_WHAT THE TASK REQUIRES:_ Return the material exactly as supplied, apart from the pictures, which are omitted.

_PROVIDED INFORMATION:_
........
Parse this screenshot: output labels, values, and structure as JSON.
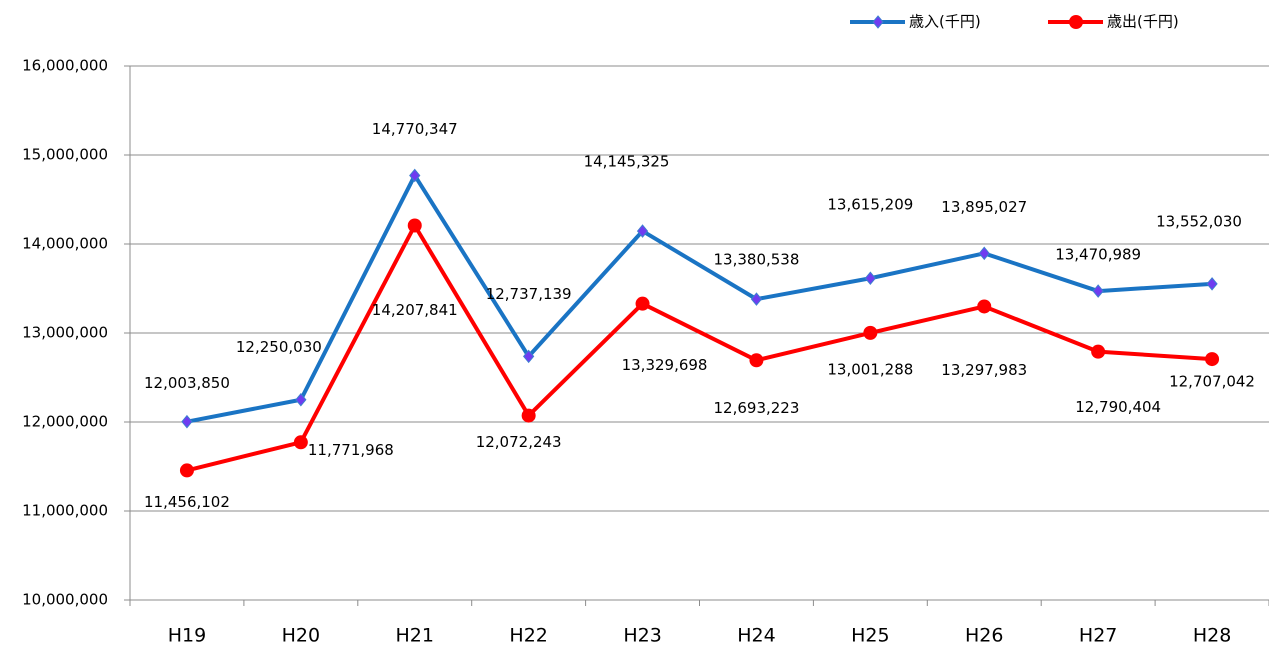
{
  "chart_data": {
    "type": "line",
    "categories": [
      "H19",
      "H20",
      "H21",
      "H22",
      "H23",
      "H24",
      "H25",
      "H26",
      "H27",
      "H28"
    ],
    "series": [
      {
        "name": "歳入(千円)",
        "color": "#1a74c4",
        "marker_color": "#6f3cf0",
        "marker": "diamond",
        "values": [
          12003850,
          12250030,
          14770347,
          12737139,
          14145325,
          13380538,
          13615209,
          13895027,
          13470989,
          13552030
        ],
        "value_labels": [
          "12,003,850",
          "12,250,030",
          "14,770,347",
          "12,737,139",
          "14,145,325",
          "13,380,538",
          "13,615,209",
          "13,895,027",
          "13,470,989",
          "13,552,030"
        ]
      },
      {
        "name": "歳出(千円)",
        "color": "#ff0000",
        "marker_color": "#ff0000",
        "marker": "circle",
        "values": [
          11456102,
          11771968,
          14207841,
          12072243,
          13329698,
          12693223,
          13001288,
          13297983,
          12790404,
          12707042
        ],
        "value_labels": [
          "11,456,102",
          "11,771,968",
          "14,207,841",
          "12,072,243",
          "13,329,698",
          "12,693,223",
          "13,001,288",
          "13,297,983",
          "12,790,404",
          "12,707,042"
        ]
      }
    ],
    "ylim": [
      10000000,
      16000000
    ],
    "yticks": [
      {
        "value": 10000000,
        "label": "10,000,000"
      },
      {
        "value": 11000000,
        "label": "11,000,000"
      },
      {
        "value": 12000000,
        "label": "12,000,000"
      },
      {
        "value": 13000000,
        "label": "13,000,000"
      },
      {
        "value": 14000000,
        "label": "14,000,000"
      },
      {
        "value": 15000000,
        "label": "15,000,000"
      },
      {
        "value": 16000000,
        "label": "16,000,000"
      }
    ],
    "grid": true,
    "legend": "top-right"
  }
}
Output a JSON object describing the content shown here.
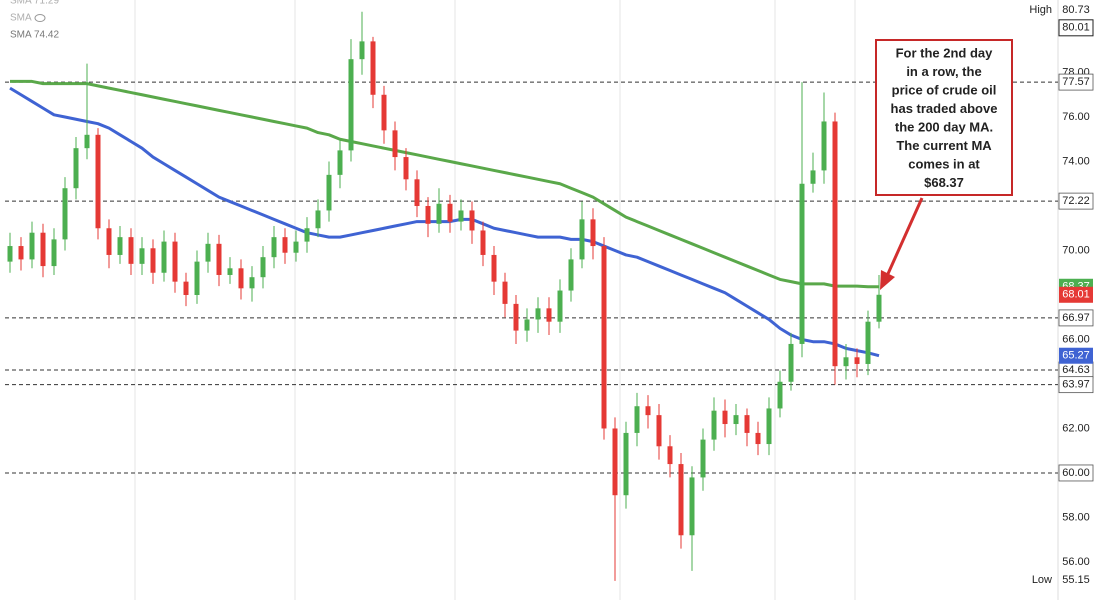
........
_FINISHED EXERCISE:_
Parse this screenshot: output labels, values, and structure as JSON.
{
  "chart_data": {
    "type": "line",
    "categories": [
      "H19",
      "H20",
      "H21",
      "H22",
      "H23",
      "H24",
      "H25",
      "H26",
      "H27",
      "H28"
    ],
    "series": [
      {
        "name": "歳入(千円)",
        "color": "#1a74c4",
        "marker_color": "#6f3cf0",
        "marker": "diamond",
        "values": [
          12003850,
          12250030,
          14770347,
          12737139,
          14145325,
          13380538,
          13615209,
          13895027,
          13470989,
          13552030
        ],
        "value_labels": [
          "12,003,850",
          "12,250,030",
          "14,770,347",
          "12,737,139",
          "14,145,325",
          "13,380,538",
          "13,615,209",
          "13,895,027",
          "13,470,989",
          "13,552,030"
        ]
      },
      {
        "name": "歳出(千円)",
        "color": "#ff0000",
        "marker_color": "#ff0000",
        "marker": "circle",
        "values": [
          11456102,
          11771968,
          14207841,
          12072243,
          13329698,
          12693223,
          13001288,
          13297983,
          12790404,
          12707042
        ],
        "value_labels": [
          "11,456,102",
          "11,771,968",
          "14,207,841",
          "12,072,243",
          "13,329,698",
          "12,693,223",
          "13,001,288",
          "13,297,983",
          "12,790,404",
          "12,707,042"
        ]
      }
    ],
    "ylim": [
      10000000,
      16000000
    ],
    "yticks": [
      {
        "value": 10000000,
        "label": "10,000,000"
      },
      {
        "value": 11000000,
        "label": "11,000,000"
      },
      {
        "value": 12000000,
        "label": "12,000,000"
      },
      {
        "value": 13000000,
        "label": "13,000,000"
      },
      {
        "value": 14000000,
        "label": "14,000,000"
      },
      {
        "value": 15000000,
        "label": "15,000,000"
      },
      {
        "value": 16000000,
        "label": "16,000,000"
      }
    ],
    "grid": true,
    "legend": "top-right"
  }
}
Output a JSON object describing the content shown here.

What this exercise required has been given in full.